▶ [WORK TO COMPLETE]
Look for the word "maturation" in the entries below, then copy every line that has it.
DATA EXTRACTS: Begin
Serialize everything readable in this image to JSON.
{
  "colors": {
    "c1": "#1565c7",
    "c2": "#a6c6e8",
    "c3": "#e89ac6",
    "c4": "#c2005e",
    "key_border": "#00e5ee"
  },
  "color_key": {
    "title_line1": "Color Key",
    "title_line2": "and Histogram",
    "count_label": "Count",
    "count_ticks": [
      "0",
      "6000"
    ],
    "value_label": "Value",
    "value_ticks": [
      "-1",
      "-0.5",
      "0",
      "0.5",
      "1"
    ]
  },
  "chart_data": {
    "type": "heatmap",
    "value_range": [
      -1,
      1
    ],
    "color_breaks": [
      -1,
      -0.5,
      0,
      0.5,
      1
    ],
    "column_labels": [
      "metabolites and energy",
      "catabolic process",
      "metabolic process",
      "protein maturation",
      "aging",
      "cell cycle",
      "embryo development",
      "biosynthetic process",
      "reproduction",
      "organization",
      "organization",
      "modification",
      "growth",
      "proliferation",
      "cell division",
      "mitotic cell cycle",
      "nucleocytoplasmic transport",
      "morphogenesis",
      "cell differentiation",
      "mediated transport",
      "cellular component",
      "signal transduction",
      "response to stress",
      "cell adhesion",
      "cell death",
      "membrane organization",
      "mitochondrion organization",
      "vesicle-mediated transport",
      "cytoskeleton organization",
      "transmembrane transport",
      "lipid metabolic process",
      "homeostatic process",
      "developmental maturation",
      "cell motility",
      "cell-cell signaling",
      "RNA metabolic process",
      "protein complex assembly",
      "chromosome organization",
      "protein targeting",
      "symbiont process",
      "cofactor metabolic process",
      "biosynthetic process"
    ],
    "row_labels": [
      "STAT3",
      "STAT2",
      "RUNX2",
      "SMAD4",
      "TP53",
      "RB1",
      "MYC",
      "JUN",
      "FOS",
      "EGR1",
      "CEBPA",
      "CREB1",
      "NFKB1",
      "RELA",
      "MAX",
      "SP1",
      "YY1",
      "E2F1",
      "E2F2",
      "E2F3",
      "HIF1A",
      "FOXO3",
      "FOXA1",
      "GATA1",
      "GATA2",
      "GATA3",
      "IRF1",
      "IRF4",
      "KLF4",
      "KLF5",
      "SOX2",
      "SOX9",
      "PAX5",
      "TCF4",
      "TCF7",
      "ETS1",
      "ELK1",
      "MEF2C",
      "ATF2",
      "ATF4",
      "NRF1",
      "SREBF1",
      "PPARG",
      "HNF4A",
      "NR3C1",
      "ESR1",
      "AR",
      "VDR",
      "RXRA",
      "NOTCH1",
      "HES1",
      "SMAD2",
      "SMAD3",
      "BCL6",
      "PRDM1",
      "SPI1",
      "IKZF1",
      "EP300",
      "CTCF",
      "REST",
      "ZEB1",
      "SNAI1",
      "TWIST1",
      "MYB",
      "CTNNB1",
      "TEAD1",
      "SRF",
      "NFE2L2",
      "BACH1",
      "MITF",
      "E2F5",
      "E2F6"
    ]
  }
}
DATA EXTRACTS: End
▶ [EXERCISE RESULT]
      "protein maturation",
      "developmental maturation",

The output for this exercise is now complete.